--- WHAT THE TASK ASKS ---
Repeat the data verbatim.

----

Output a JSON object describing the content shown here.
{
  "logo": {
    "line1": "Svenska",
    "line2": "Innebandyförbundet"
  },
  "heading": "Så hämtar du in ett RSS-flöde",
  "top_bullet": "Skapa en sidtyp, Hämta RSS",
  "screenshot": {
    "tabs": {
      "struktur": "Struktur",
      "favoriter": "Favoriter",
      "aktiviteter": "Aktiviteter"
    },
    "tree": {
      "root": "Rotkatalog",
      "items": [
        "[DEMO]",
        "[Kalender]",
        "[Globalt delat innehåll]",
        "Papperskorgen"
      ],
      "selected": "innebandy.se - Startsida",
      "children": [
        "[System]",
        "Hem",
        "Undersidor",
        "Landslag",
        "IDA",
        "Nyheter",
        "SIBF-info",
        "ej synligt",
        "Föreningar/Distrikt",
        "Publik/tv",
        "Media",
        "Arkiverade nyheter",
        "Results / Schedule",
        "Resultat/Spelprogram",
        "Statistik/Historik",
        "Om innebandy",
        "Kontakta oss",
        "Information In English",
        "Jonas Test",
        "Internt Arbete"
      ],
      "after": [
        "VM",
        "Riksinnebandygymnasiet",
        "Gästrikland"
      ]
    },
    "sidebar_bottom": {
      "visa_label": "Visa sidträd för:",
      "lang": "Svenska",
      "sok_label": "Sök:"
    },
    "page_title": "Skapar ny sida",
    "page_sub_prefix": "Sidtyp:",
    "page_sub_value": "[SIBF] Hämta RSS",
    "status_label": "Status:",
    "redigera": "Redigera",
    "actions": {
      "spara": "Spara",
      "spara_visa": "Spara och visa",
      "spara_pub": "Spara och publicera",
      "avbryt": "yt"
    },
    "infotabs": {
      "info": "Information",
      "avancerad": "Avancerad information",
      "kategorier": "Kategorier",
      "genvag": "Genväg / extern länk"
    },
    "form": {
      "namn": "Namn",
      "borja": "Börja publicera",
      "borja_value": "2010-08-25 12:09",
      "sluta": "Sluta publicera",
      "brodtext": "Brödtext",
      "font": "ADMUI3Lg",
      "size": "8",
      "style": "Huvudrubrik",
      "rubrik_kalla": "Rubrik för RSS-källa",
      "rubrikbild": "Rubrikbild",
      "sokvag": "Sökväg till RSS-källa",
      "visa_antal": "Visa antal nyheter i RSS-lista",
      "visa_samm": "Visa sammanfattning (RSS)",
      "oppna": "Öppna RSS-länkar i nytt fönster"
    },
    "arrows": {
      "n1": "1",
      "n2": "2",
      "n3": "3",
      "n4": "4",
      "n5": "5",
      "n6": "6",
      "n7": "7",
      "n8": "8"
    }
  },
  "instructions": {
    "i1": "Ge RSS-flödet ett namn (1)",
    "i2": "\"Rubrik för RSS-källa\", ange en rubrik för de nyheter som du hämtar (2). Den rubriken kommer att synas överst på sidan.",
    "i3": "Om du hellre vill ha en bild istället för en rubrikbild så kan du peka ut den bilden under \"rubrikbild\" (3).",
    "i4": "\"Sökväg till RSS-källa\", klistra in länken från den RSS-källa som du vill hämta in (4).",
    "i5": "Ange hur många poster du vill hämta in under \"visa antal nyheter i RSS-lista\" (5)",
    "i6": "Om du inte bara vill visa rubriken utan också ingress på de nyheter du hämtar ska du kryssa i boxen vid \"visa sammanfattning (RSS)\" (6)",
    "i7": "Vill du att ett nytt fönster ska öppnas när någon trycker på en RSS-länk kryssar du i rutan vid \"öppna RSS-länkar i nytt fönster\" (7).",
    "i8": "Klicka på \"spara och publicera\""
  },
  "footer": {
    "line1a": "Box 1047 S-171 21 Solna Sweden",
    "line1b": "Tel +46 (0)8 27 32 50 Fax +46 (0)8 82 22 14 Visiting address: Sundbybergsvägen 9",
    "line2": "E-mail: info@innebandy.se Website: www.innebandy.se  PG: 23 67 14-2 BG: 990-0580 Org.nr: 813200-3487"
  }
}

----

--- EXERCISE SOLUTION ---
Output a JSON object describing the content shown here.
{
  "logo": {
    "line1": "Svenska",
    "line2": "Innebandyförbundet"
  },
  "heading": "Så hämtar du in ett RSS-flöde",
  "top_bullet": "Skapa en sidtyp, Hämta RSS",
  "screenshot": {
    "tabs": {
      "struktur": "Struktur",
      "favoriter": "Favoriter",
      "aktiviteter": "Aktiviteter"
    },
    "tree": {
      "root": "Rotkatalog",
      "items": [
        "[DEMO]",
        "[Kalender]",
        "[Globalt delat innehåll]",
        "Papperskorgen"
      ],
      "selected": "innebandy.se - Startsida",
      "children": [
        "[System]",
        "Hem",
        "Undersidor",
        "Landslag",
        "IDA",
        "Nyheter",
        "SIBF-info",
        "ej synligt",
        "Föreningar/Distrikt",
        "Publik/tv",
        "Media",
        "Arkiverade nyheter",
        "Results / Schedule",
        "Resultat/Spelprogram",
        "Statistik/Historik",
        "Om innebandy",
        "Kontakta oss",
        "Information In English",
        "Jonas Test",
        "Internt Arbete"
      ],
      "after": [
        "VM",
        "Riksinnebandygymnasiet",
        "Gästrikland"
      ]
    },
    "sidebar_bottom": {
      "visa_label": "Visa sidträd för:",
      "lang": "Svenska",
      "sok_label": "Sök:"
    },
    "page_title": "Skapar ny sida",
    "page_sub_prefix": "Sidtyp:",
    "page_sub_value": "[SIBF] Hämta RSS",
    "status_label": "Status:",
    "redigera": "Redigera",
    "actions": {
      "spara": "Spara",
      "spara_visa": "Spara och visa",
      "spara_pub": "Spara och publicera",
      "avbryt": "yt"
    },
    "infotabs": {
      "info": "Information",
      "avancerad": "Avancerad information",
      "kategorier": "Kategorier",
      "genvag": "Genväg / extern länk"
    },
    "form": {
      "namn": "Namn",
      "borja": "Börja publicera",
      "borja_value": "2010-08-25 12:09",
      "sluta": "Sluta publicera",
      "brodtext": "Brödtext",
      "font": "ADMUI3Lg",
      "size": "8",
      "style": "Huvudrubrik",
      "rubrik_kalla": "Rubrik för RSS-källa",
      "rubrikbild": "Rubrikbild",
      "sokvag": "Sökväg till RSS-källa",
      "visa_antal": "Visa antal nyheter i RSS-lista",
      "visa_samm": "Visa sammanfattning (RSS)",
      "oppna": "Öppna RSS-länkar i nytt fönster"
    },
    "arrows": {
      "n1": "1",
      "n2": "2",
      "n3": "3",
      "n4": "4",
      "n5": "5",
      "n6": "6",
      "n7": "7",
      "n8": "8"
    }
  },
  "instructions": {
    "i1": "Ge RSS-flödet ett namn (1)",
    "i2": "\"Rubrik för RSS-källa\", ange en rubrik för de nyheter som du hämtar (2). Den rubriken kommer att synas överst på sidan.",
    "i3": "Om du hellre vill ha en bild istället för en rubrikbild så kan du peka ut den bilden under \"rubrikbild\" (3).",
    "i4": "\"Sökväg till RSS-källa\", klistra in länken från den RSS-källa som du vill hämta in (4).",
    "i5": "Ange hur många poster du vill hämta in under \"visa antal nyheter i RSS-lista\" (5)",
    "i6": "Om du inte bara vill visa rubriken utan också ingress på de nyheter du hämtar ska du kryssa i boxen vid \"visa sammanfattning (RSS)\" (6)",
    "i7": "Vill du att ett nytt fönster ska öppnas när någon trycker på en RSS-länk kryssar du i rutan vid \"öppna RSS-länkar i nytt fönster\" (7).",
    "i8": "Klicka på \"spara och publicera\""
  },
  "footer": {
    "line1a": "Box 1047 S-171 21 Solna Sweden",
    "line1b": "Tel +46 (0)8 27 32 50 Fax +46 (0)8 82 22 14 Visiting address: Sundbybergsvägen 9",
    "line2": "E-mail: info@innebandy.se Website: www.innebandy.se  PG: 23 67 14-2 BG: 990-0580 Org.nr: 813200-3487"
  }
}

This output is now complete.